**AIM**
Find every line in the records below that holds the word "Greece", and copy each one.

Structured figure records:

--- start ---

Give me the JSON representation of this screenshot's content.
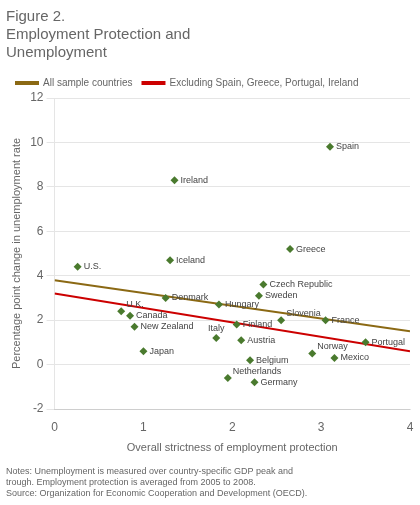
{
  "chart_data": {
    "type": "scatter",
    "title": [
      "Figure 2.",
      "Employment Protection and",
      "Unemployment"
    ],
    "x_label": "Overall strictness of employment protection",
    "y_label": "Percentage point change in unemployment rate",
    "notes": "Notes: Unemployment is measured over country-specific GDP peak and\ntrough. Employment protection is averaged from 2005 to 2008.\nSource: Organization for Economic Cooperation and Development (OECD).",
    "xlim": [
      0,
      4
    ],
    "ylim": [
      -2,
      12
    ],
    "xticks": [
      0,
      1,
      2,
      3,
      4
    ],
    "yticks": [
      -2,
      0,
      2,
      4,
      6,
      8,
      10,
      12
    ],
    "grid": "y",
    "legend": "upper left",
    "series": [
      {
        "type": "scatter",
        "color": "#4a7a2e",
        "marker": "diamond",
        "point_labels": [
          "U.S.",
          "U.K.",
          "Canada",
          "New Zealand",
          "Japan",
          "Denmark",
          "Iceland",
          "Ireland",
          "Hungary",
          "Italy",
          "Netherlands",
          "Finland",
          "Austria",
          "Belgium",
          "Germany",
          "Sweden",
          "Czech Republic",
          "Slovenia",
          "Greece",
          "Norway",
          "France",
          "Mexico",
          "Portugal",
          "Spain"
        ],
        "x": [
          0.26,
          0.75,
          0.85,
          0.9,
          1.0,
          1.25,
          1.3,
          1.35,
          1.85,
          1.82,
          1.95,
          2.05,
          2.1,
          2.2,
          2.25,
          2.3,
          2.35,
          2.55,
          2.65,
          2.9,
          3.05,
          3.15,
          3.5,
          3.1
        ],
        "values": [
          4.4,
          2.4,
          2.2,
          1.7,
          0.6,
          3.0,
          4.7,
          8.3,
          2.7,
          1.2,
          -0.6,
          1.8,
          1.1,
          0.2,
          -0.8,
          3.1,
          3.6,
          2.0,
          5.2,
          0.5,
          2.0,
          0.3,
          1.0,
          9.8
        ]
      },
      {
        "type": "line",
        "name": "All sample countries",
        "color": "#8B6914",
        "line_style": "solid",
        "x": [
          0.0,
          4.0
        ],
        "values": [
          3.8,
          1.5
        ]
      },
      {
        "type": "line",
        "name": "Excluding Spain, Greece, Portugal, Ireland",
        "color": "#cc0000",
        "line_style": "solid",
        "x": [
          0.0,
          4.0
        ],
        "values": [
          3.2,
          0.6
        ]
      }
    ]
  }
}
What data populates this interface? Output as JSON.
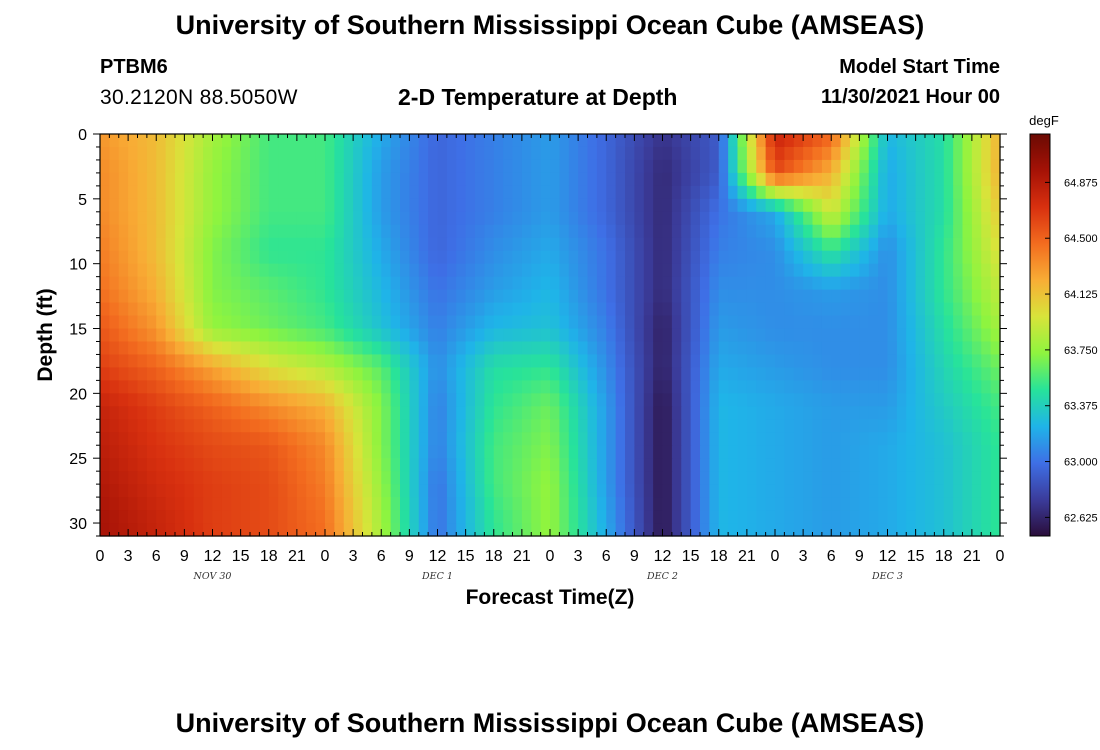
{
  "header": {
    "title": "University of Southern Mississippi Ocean Cube (AMSEAS)",
    "station": "PTBM6",
    "coordinates": "30.2120N  88.5050W",
    "subtitle": "2-D Temperature at Depth",
    "start_label": "Model Start Time",
    "start_value": "11/30/2021 Hour 00"
  },
  "footer": {
    "title": "University of Southern Mississippi Ocean Cube (AMSEAS)"
  },
  "chart_data": {
    "type": "heatmap",
    "title": "2-D Temperature at Depth",
    "xlabel": "Forecast Time(Z)",
    "ylabel": "Depth (ft)",
    "x_unit": "forecast hour",
    "xlim": [
      0,
      96
    ],
    "ylim": [
      31,
      0
    ],
    "x_tick_labels": [
      "0",
      "3",
      "6",
      "9",
      "12",
      "15",
      "18",
      "21",
      "0",
      "3",
      "6",
      "9",
      "12",
      "15",
      "18",
      "21",
      "0",
      "3",
      "6",
      "9",
      "12",
      "15",
      "18",
      "21",
      "0",
      "3",
      "6",
      "9",
      "12",
      "15",
      "18",
      "21",
      "0"
    ],
    "day_labels": [
      {
        "hour": 12,
        "label": "NOV 30"
      },
      {
        "hour": 36,
        "label": "DEC 1"
      },
      {
        "hour": 60,
        "label": "DEC 2"
      },
      {
        "hour": 84,
        "label": "DEC 3"
      }
    ],
    "y_ticks": [
      0,
      5,
      10,
      15,
      20,
      25,
      30
    ],
    "colorbar": {
      "unit": "degF",
      "range": [
        62.5,
        65.2
      ],
      "ticks": [
        "64.875",
        "64.500",
        "64.125",
        "63.750",
        "63.375",
        "63.000",
        "62.625"
      ],
      "colors": [
        "#2a0d3a",
        "#3b3c9b",
        "#3e6fe6",
        "#1fb4e8",
        "#27e39a",
        "#8ef43f",
        "#d8e43a",
        "#f8ad35",
        "#f36c1f",
        "#d8300f",
        "#a51206",
        "#6b0a03"
      ]
    },
    "depths_ft": [
      0,
      3,
      6,
      9,
      12,
      15,
      18,
      21,
      24,
      27,
      30,
      31
    ],
    "times_hr": [
      0,
      6,
      12,
      18,
      24,
      30,
      36,
      42,
      48,
      54,
      60,
      66,
      72,
      78,
      84,
      90,
      96
    ],
    "values": [
      [
        64.3,
        64.15,
        63.8,
        63.55,
        63.55,
        63.2,
        62.95,
        63.05,
        63.15,
        62.95,
        62.7,
        62.9,
        64.8,
        64.5,
        63.25,
        63.45,
        64.2
      ],
      [
        64.35,
        64.15,
        63.75,
        63.55,
        63.55,
        63.15,
        62.95,
        63.05,
        63.15,
        62.95,
        62.65,
        62.9,
        64.6,
        64.2,
        63.2,
        63.45,
        64.2
      ],
      [
        64.35,
        64.15,
        63.75,
        63.55,
        63.55,
        63.15,
        62.95,
        63.05,
        63.15,
        62.95,
        62.65,
        63.0,
        63.2,
        63.95,
        63.2,
        63.45,
        64.1
      ],
      [
        64.4,
        64.15,
        63.7,
        63.5,
        63.5,
        63.2,
        62.95,
        63.1,
        63.2,
        63.0,
        62.65,
        63.05,
        63.1,
        63.5,
        63.1,
        63.5,
        64.0
      ],
      [
        64.45,
        64.2,
        63.7,
        63.6,
        63.5,
        63.25,
        63.0,
        63.15,
        63.25,
        63.0,
        62.65,
        63.1,
        63.1,
        63.15,
        63.1,
        63.5,
        63.9
      ],
      [
        64.55,
        64.3,
        63.75,
        63.65,
        63.55,
        63.3,
        63.05,
        63.25,
        63.3,
        63.05,
        62.6,
        63.15,
        63.1,
        63.1,
        63.1,
        63.45,
        63.8
      ],
      [
        64.65,
        64.5,
        64.25,
        64.0,
        63.85,
        63.6,
        63.1,
        63.45,
        63.5,
        63.1,
        62.6,
        63.2,
        63.15,
        63.1,
        63.1,
        63.4,
        63.65
      ],
      [
        64.8,
        64.65,
        64.5,
        64.35,
        64.2,
        63.7,
        63.05,
        63.5,
        63.65,
        63.15,
        62.55,
        63.25,
        63.2,
        63.15,
        63.15,
        63.35,
        63.55
      ],
      [
        64.85,
        64.7,
        64.6,
        64.55,
        64.35,
        63.7,
        63.05,
        63.55,
        63.7,
        63.15,
        62.55,
        63.25,
        63.2,
        63.15,
        63.2,
        63.3,
        63.5
      ],
      [
        64.9,
        64.75,
        64.65,
        64.6,
        64.4,
        63.75,
        63.0,
        63.55,
        63.75,
        63.15,
        62.55,
        63.25,
        63.2,
        63.15,
        63.2,
        63.3,
        63.5
      ],
      [
        64.95,
        64.8,
        64.65,
        64.6,
        64.45,
        63.8,
        63.0,
        63.5,
        63.75,
        63.2,
        62.55,
        63.25,
        63.2,
        63.15,
        63.2,
        63.3,
        63.5
      ],
      [
        64.95,
        64.8,
        64.65,
        64.6,
        64.45,
        63.8,
        63.0,
        63.5,
        63.75,
        63.2,
        62.55,
        63.25,
        63.2,
        63.15,
        63.2,
        63.3,
        63.5
      ]
    ]
  }
}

--- end ---

**ANSWER TO THIS PROBLEM**
          "Greece",
        "name": "Excluding Spain, Greece, Portugal, Ireland",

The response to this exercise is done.